++++ Records ++++

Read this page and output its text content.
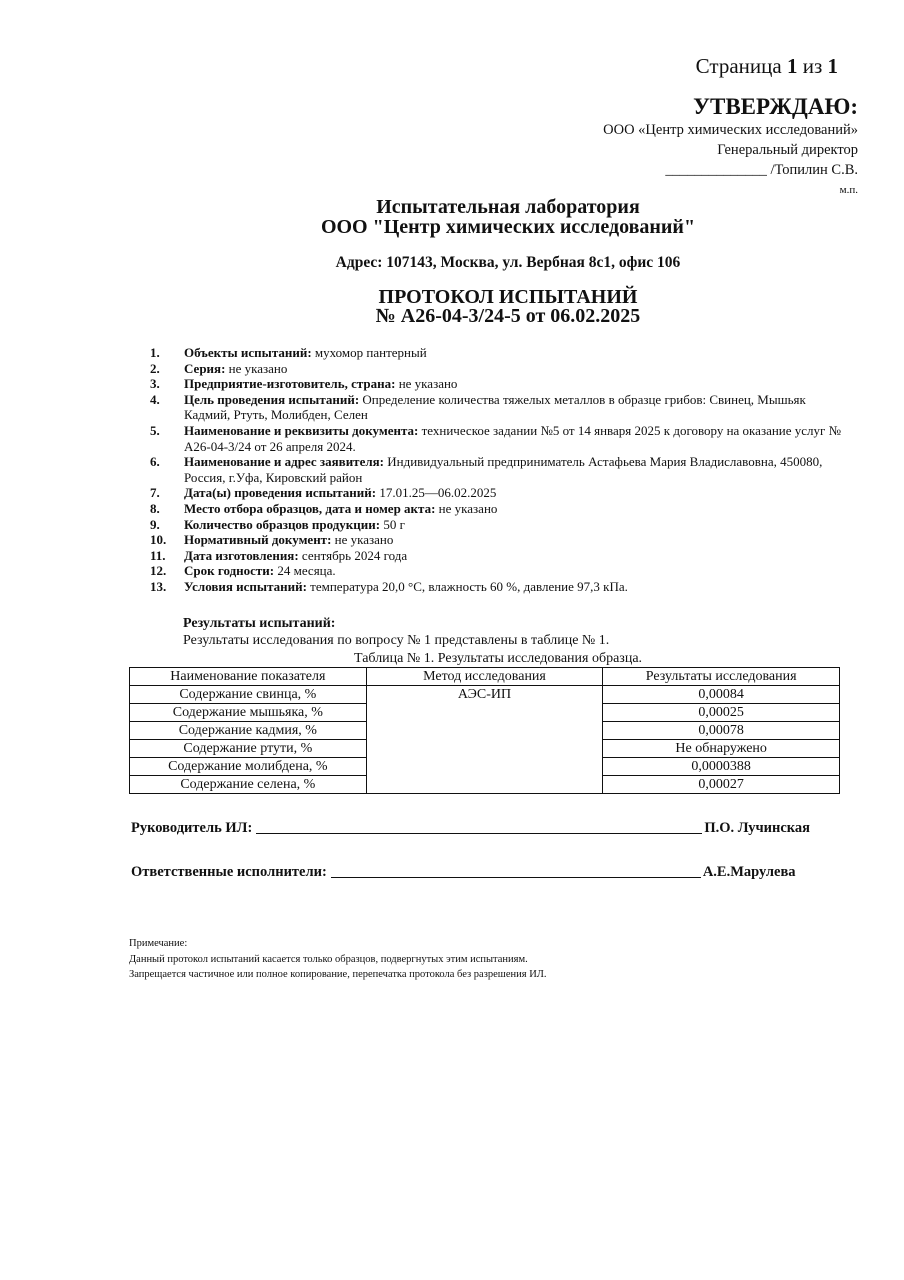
Страница 1 из 1
УТВЕРЖДАЮ:
ООО «Центр химических исследований»
Генеральный директор
______________ /Топилин С.В.
м.п.
Испытательная лаборатория
ООО "Центр химических исследований"
Адрес: 107143, Москва, ул. Вербная 8с1, офис 106
ПРОТОКОЛ ИСПЫТАНИЙ
№ А26-04-3/24-5 от 06.02.2025
1.	Объекты испытаний: мухомор пантерный
2.	Серия: не указано
3.	Предприятие-изготовитель, страна: не указано
4.	Цель проведения испытаний: Определение количества тяжелых металлов в образце грибов: Свинец, Мышьяк Кадмий, Ртуть, Молибден, Селен
5.	Наименование и реквизиты документа: техническое задании №5 от 14 января 2025 к договору на оказание услуг № А26-04-3/24 от 26 апреля 2024.
6.	Наименование и адрес заявителя: Индивидуальный предприниматель Астафьева Мария Владиславовна, 450080, Россия, г.Уфа, Кировский район
7.	Дата(ы) проведения испытаний: 17.01.25—06.02.2025
8.	Место отбора образцов, дата и номер акта: не указано
9.	Количество образцов продукции: 50 г
10.	Нормативный документ: не указано
11.	Дата изготовления: сентябрь 2024 года
12.	Срок годности: 24 месяца.
13.	Условия испытаний: температура 20,0 °С, влажность 60 %, давление 97,3 кПа.
Результаты испытаний:
Результаты исследования по вопросу № 1 представлены в таблице № 1.
Таблица № 1. Результаты исследования образца.
Наименование показателя	Метод исследования	Результаты исследования
Содержание свинца, %	АЭС-ИП	0,00084
Содержание мышьяка, %		0,00025
Содержание кадмия, %		0,00078
Содержание ртути, %		Не обнаружено
Содержание молибдена, %		0,0000388
Содержание селена, %		0,00027
Руководитель ИЛ:	П.О. Лучинская
Ответственные исполнители:	А.Е.Марулева
Примечание:
Данный протокол испытаний касается только образцов, подвергнутых этим испытаниям.
Запрещается частичное или полное копирование, перепечатка протокола без разрешения ИЛ.
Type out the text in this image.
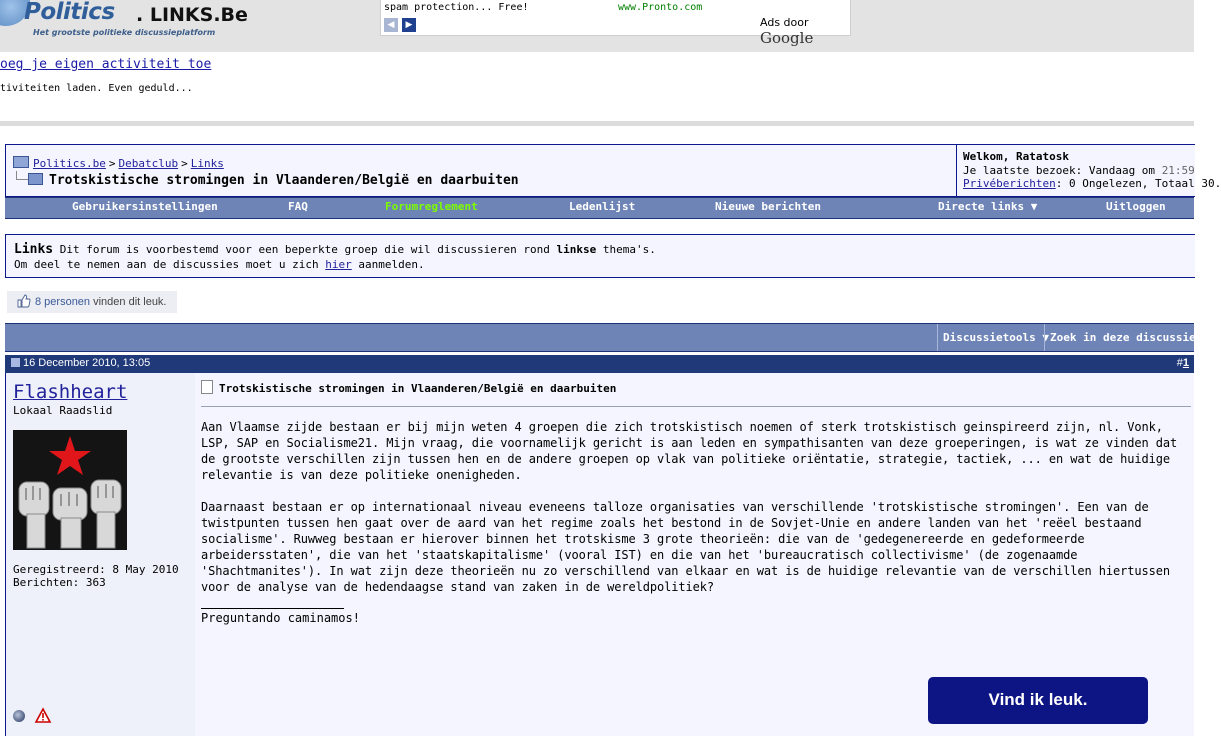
Politics . LINKS.Be
Het grootste politieke discussieplatform
spam protection... Free!	www.Pronto.com
◀	▶	Ads door Google
oeg je eigen activiteit toe
tiviteiten laden. Even geduld...
Politics.be > Debatclub > Links
Trotskistische stromingen in Vlaanderen/België en daarbuiten
Welkom, Ratatosk
Je laatste bezoek: Vandaag om 21:59
Privéberichten: 0 Ongelezen, Totaal 30.
Gebruikersinstellingen	FAQ	Forumreglement	Ledenlijst	Nieuwe berichten	Directe links ▼	Uitloggen
Links Dit forum is voorbestemd voor een beperkte groep die wil discussieren rond linkse thema's.
Om deel te nemen aan de discussies moet u zich hier aanmelden.
8 personen vinden dit leuk.
Discussietools ▼ Zoek in deze discussie ▼
16 December 2010, 13:05	#1
Flashheart
Lokaal Raadslid
Geregistreerd: 8 May 2010
Berichten: 363
Trotskistische stromingen in Vlaanderen/België en daarbuiten

Aan Vlaamse zijde bestaan er bij mijn weten 4 groepen die zich trotskistisch noemen of sterk trotskistisch geinspireerd zijn, nl. Vonk, LSP, SAP en Socialisme21. Mijn vraag, die voornamelijk gericht is aan leden en sympathisanten van deze groeperingen, is wat ze vinden dat de grootste verschillen zijn tussen hen en de andere groepen op vlak van politieke oriëntatie, strategie, tactiek, ... en wat de huidige relevantie is van deze politieke onenigheden.

Daarnaast bestaan er op internationaal niveau eveneens talloze organisaties van verschillende 'trotskistische stromingen'. Een van de twistpunten tussen hen gaat over de aard van het regime zoals het bestond in de Sovjet-Unie en andere landen van het 'reëel bestaand socialisme'. Ruwweg bestaan er hierover binnen het trotskisme 3 grote theorieën: die van de 'gedegenereerde en gedeformeerde arbeidersstaten', die van het 'staatskapitalisme' (vooral IST) en die van het 'bureaucratisch collectivisme' (de zogenaamde 'Shachtmanites'). In wat zijn deze theorieën nu zo verschillend van elkaar en wat is de huidige relevantie van de verschillen hiertussen voor de analyse van de hedendaagse stand van zaken in de wereldpolitiek?

Preguntando caminamos!
Vind ik leuk.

++++

### Challenge
Copy every record character for character. Skip the pictures.

### The reply
Read this page and output its text content.
Страница 1 из 1
УТВЕРЖДАЮ:
ООО «Центр химических исследований»
Генеральный директор
______________ /Топилин С.В.
м.п.
Испытательная лаборатория
ООО "Центр химических исследований"
Адрес: 107143, Москва, ул. Вербная 8с1, офис 106
ПРОТОКОЛ ИСПЫТАНИЙ
№ А26-04-3/24-5 от 06.02.2025
1.	Объекты испытаний: мухомор пантерный
2.	Серия: не указано
3.	Предприятие-изготовитель, страна: не указано
4.	Цель проведения испытаний: Определение количества тяжелых металлов в образце грибов: Свинец, Мышьяк Кадмий, Ртуть, Молибден, Селен
5.	Наименование и реквизиты документа: техническое задании №5 от 14 января 2025 к договору на оказание услуг № А26-04-3/24 от 26 апреля 2024.
6.	Наименование и адрес заявителя: Индивидуальный предприниматель Астафьева Мария Владиславовна, 450080, Россия, г.Уфа, Кировский район
7.	Дата(ы) проведения испытаний: 17.01.25—06.02.2025
8.	Место отбора образцов, дата и номер акта: не указано
9.	Количество образцов продукции: 50 г
10.	Нормативный документ: не указано
11.	Дата изготовления: сентябрь 2024 года
12.	Срок годности: 24 месяца.
13.	Условия испытаний: температура 20,0 °С, влажность 60 %, давление 97,3 кПа.
Результаты испытаний:
Результаты исследования по вопросу № 1 представлены в таблице № 1.
Таблица № 1. Результаты исследования образца.
Наименование показателя	Метод исследования	Результаты исследования
Содержание свинца, %	АЭС-ИП	0,00084
Содержание мышьяка, %		0,00025
Содержание кадмия, %		0,00078
Содержание ртути, %		Не обнаружено
Содержание молибдена, %		0,0000388
Содержание селена, %		0,00027
Руководитель ИЛ:	П.О. Лучинская
Ответственные исполнители:	А.Е.Марулева
Примечание:
Данный протокол испытаний касается только образцов, подвергнутых этим испытаниям.
Запрещается частичное или полное копирование, перепечатка протокола без разрешения ИЛ.
Type out the text in this image.
Politics . LINKS.Be
Het grootste politieke discussieplatform
spam protection... Free!	www.Pronto.com
◀	▶	Ads door Google
oeg je eigen activiteit toe
tiviteiten laden. Even geduld...
Politics.be > Debatclub > Links
Trotskistische stromingen in Vlaanderen/België en daarbuiten
Welkom, Ratatosk
Je laatste bezoek: Vandaag om 21:59
Privéberichten: 0 Ongelezen, Totaal 30.
Gebruikersinstellingen	FAQ	Forumreglement	Ledenlijst	Nieuwe berichten	Directe links ▼	Uitloggen
Links Dit forum is voorbestemd voor een beperkte groep die wil discussieren rond linkse thema's.
Om deel te nemen aan de discussies moet u zich hier aanmelden.
8 personen vinden dit leuk.
Discussietools ▼ Zoek in deze discussie ▼
16 December 2010, 13:05	#1
Flashheart
Lokaal Raadslid
Geregistreerd: 8 May 2010
Berichten: 363
Trotskistische stromingen in Vlaanderen/België en daarbuiten

Aan Vlaamse zijde bestaan er bij mijn weten 4 groepen die zich trotskistisch noemen of sterk trotskistisch geinspireerd zijn, nl. Vonk, LSP, SAP en Socialisme21. Mijn vraag, die voornamelijk gericht is aan leden en sympathisanten van deze groeperingen, is wat ze vinden dat de grootste verschillen zijn tussen hen en de andere groepen op vlak van politieke oriëntatie, strategie, tactiek, ... en wat de huidige relevantie is van deze politieke onenigheden.

Daarnaast bestaan er op internationaal niveau eveneens talloze organisaties van verschillende 'trotskistische stromingen'. Een van de twistpunten tussen hen gaat over de aard van het regime zoals het bestond in de Sovjet-Unie en andere landen van het 'reëel bestaand socialisme'. Ruwweg bestaan er hierover binnen het trotskisme 3 grote theorieën: die van de 'gedegenereerde en gedeformeerde arbeidersstaten', die van het 'staatskapitalisme' (vooral IST) en die van het 'bureaucratisch collectivisme' (de zogenaamde 'Shachtmanites'). In wat zijn deze theorieën nu zo verschillend van elkaar en wat is de huidige relevantie van de verschillen hiertussen voor de analyse van de hedendaagse stand van zaken in de wereldpolitiek?

Preguntando caminamos!
Vind ik leuk.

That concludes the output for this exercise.